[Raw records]

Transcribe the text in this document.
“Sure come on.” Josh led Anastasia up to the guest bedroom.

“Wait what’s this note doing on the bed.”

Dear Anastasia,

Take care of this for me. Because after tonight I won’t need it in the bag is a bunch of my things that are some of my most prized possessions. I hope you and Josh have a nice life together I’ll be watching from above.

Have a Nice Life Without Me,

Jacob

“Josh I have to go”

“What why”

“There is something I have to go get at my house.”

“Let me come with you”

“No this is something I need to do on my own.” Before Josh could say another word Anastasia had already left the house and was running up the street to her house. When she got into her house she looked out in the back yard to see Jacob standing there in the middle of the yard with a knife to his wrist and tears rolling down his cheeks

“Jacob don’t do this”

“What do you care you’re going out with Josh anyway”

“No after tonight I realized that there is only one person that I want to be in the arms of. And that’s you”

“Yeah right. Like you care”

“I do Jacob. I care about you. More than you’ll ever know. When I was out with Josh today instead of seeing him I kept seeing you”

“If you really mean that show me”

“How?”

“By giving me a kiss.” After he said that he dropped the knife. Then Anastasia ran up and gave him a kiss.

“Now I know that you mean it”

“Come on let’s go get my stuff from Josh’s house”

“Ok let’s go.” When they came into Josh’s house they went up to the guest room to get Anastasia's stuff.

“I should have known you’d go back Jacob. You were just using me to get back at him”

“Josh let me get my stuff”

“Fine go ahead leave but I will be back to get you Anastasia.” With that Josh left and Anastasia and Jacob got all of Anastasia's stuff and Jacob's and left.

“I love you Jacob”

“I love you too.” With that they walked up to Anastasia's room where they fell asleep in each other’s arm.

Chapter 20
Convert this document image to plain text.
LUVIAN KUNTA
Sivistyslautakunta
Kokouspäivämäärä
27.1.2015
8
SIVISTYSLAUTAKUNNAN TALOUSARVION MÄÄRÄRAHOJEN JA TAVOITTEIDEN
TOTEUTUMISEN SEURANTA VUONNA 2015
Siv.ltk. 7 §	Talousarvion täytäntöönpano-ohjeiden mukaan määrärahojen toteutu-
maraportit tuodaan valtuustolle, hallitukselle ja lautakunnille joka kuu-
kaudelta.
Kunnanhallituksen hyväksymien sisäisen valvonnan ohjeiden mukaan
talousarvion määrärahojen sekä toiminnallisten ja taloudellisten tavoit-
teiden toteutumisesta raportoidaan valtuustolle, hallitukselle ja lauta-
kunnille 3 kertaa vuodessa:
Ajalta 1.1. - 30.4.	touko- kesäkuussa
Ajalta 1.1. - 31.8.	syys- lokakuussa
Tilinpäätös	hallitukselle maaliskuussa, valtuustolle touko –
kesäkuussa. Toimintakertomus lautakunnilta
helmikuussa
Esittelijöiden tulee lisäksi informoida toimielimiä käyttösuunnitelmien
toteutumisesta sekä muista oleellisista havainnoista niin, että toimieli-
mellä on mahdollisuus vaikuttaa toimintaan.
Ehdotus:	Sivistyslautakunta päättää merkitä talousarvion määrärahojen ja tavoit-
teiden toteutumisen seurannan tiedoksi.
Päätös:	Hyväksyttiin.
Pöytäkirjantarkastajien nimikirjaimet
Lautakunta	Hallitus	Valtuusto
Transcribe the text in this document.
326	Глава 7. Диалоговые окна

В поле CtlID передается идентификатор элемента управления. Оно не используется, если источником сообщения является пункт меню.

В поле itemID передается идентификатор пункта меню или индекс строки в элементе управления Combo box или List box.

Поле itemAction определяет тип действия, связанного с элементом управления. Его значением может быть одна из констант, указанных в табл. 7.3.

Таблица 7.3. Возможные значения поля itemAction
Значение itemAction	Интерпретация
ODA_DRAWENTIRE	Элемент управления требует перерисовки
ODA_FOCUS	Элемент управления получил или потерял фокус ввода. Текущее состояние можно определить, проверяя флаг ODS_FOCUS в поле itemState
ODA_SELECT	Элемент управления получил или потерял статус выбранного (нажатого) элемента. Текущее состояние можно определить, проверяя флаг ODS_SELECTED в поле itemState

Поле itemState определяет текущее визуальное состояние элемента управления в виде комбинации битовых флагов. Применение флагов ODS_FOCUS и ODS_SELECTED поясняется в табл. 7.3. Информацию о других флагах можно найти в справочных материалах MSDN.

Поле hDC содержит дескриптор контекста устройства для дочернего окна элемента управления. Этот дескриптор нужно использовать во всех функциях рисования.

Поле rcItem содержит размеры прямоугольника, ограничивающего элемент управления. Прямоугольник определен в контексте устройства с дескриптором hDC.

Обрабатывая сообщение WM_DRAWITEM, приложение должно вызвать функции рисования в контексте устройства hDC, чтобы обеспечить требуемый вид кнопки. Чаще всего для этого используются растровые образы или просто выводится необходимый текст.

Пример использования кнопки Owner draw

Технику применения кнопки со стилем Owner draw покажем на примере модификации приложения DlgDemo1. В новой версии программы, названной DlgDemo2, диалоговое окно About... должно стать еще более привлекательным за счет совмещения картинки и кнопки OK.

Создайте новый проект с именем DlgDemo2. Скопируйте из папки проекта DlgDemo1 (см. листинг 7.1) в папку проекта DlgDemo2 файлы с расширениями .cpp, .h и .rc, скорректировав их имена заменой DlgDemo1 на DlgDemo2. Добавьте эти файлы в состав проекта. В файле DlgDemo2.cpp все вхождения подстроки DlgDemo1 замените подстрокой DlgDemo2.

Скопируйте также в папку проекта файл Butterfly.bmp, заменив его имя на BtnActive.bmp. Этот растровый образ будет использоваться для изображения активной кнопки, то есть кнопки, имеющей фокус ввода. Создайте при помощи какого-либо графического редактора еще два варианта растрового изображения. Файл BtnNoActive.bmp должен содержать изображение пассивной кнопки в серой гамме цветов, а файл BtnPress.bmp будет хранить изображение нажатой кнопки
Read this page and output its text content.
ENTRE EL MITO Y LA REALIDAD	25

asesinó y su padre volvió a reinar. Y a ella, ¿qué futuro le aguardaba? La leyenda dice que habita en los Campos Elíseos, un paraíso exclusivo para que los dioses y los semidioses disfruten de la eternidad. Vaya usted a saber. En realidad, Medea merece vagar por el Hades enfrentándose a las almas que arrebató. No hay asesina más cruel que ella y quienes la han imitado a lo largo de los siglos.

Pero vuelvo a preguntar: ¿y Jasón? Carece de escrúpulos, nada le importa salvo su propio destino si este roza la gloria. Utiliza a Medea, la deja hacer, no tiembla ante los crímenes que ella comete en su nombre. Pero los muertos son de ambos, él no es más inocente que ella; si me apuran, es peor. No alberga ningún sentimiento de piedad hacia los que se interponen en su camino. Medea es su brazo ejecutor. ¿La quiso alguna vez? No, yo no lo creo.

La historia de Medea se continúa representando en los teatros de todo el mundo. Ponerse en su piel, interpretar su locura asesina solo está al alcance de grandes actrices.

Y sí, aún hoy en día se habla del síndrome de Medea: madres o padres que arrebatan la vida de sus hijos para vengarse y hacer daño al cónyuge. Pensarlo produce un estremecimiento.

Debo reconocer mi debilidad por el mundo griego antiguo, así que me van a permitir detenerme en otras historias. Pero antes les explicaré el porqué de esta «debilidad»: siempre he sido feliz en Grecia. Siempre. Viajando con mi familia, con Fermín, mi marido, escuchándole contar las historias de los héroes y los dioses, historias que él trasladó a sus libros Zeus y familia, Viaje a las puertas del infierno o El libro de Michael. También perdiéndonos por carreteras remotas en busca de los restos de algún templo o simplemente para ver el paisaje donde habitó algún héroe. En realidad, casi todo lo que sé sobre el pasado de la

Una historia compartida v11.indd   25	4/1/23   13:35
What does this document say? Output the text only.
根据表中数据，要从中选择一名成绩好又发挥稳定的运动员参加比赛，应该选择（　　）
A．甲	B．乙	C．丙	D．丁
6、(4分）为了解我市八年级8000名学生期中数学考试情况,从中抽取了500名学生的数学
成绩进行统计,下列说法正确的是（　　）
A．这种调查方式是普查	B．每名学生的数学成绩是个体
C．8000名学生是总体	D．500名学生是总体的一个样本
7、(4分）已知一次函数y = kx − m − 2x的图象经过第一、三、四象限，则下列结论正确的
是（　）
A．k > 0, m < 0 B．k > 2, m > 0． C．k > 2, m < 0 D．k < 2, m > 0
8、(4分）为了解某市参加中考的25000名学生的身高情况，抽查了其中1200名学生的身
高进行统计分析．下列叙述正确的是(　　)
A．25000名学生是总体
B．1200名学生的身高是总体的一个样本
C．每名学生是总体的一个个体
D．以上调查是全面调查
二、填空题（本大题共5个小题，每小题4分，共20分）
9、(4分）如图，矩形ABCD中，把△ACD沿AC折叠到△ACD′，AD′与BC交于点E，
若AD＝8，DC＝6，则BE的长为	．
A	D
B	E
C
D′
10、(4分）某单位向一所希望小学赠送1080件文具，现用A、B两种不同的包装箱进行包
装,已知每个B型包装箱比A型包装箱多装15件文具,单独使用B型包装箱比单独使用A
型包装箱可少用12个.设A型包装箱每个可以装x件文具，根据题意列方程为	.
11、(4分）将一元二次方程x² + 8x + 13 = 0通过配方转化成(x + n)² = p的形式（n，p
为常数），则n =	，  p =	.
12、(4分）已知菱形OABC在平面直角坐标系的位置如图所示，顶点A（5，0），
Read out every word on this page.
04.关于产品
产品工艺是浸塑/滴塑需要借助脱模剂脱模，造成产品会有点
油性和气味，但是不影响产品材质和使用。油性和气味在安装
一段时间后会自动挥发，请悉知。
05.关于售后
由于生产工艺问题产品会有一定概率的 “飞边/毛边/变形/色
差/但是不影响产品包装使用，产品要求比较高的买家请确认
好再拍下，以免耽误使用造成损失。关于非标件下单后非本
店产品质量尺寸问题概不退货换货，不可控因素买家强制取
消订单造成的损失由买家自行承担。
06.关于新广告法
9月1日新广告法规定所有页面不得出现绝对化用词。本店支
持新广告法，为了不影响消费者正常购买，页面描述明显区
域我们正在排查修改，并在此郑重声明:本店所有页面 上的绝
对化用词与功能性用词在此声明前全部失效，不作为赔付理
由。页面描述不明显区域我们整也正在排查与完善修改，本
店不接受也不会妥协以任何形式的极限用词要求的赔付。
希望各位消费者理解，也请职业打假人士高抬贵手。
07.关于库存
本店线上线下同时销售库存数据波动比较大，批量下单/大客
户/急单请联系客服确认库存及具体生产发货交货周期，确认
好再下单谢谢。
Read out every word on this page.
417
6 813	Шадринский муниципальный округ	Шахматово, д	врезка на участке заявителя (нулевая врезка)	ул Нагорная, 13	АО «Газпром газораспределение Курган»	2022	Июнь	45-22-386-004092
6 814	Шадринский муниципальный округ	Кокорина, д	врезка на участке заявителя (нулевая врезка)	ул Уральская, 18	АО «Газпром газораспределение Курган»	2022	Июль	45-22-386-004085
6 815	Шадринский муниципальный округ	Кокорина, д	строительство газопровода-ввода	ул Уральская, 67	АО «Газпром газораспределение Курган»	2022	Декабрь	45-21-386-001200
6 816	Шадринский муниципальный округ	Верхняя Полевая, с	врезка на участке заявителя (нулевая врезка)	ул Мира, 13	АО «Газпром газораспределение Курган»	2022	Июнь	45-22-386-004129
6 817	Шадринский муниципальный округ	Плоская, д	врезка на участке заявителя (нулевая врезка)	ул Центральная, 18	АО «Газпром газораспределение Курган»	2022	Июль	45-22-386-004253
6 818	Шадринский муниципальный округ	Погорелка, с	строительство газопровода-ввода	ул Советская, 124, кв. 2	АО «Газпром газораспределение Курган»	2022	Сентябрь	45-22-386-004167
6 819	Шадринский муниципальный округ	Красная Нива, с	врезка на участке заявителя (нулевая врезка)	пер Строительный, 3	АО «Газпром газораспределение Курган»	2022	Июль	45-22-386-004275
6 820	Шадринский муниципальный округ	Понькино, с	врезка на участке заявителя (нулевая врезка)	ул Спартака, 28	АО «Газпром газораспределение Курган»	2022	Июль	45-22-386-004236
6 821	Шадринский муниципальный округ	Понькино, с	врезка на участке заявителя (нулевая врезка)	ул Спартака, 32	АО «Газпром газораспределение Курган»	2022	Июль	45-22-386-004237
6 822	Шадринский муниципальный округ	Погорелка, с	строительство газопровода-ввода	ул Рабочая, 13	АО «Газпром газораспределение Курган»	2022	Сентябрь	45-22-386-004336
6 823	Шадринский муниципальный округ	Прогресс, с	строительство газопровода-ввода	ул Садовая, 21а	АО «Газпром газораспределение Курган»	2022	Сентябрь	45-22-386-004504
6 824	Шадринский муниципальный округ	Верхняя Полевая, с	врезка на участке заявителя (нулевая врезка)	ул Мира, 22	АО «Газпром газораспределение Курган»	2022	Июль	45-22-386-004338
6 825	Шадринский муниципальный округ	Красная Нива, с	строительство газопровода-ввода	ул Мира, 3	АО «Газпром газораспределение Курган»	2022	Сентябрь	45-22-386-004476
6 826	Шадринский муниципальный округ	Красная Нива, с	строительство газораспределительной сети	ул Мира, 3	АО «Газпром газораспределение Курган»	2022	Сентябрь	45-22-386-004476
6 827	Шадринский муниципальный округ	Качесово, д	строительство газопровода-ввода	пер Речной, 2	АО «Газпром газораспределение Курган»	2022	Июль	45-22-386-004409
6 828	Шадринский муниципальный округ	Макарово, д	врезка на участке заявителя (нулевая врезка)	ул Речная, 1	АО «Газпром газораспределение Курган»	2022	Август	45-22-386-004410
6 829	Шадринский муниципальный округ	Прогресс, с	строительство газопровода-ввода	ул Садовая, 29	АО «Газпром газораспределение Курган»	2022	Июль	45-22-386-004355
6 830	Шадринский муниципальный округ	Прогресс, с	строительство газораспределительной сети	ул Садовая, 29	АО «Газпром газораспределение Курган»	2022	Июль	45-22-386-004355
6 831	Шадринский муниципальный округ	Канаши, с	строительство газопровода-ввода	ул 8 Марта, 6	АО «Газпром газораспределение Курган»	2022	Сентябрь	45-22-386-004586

■ Set task
Go through the records and gather the lines that hold "love".

■ Answer below
“I love you Jacob”
“I love you too.” With that they walked up to Anastasia's room where they fell asleep in each other’s arm.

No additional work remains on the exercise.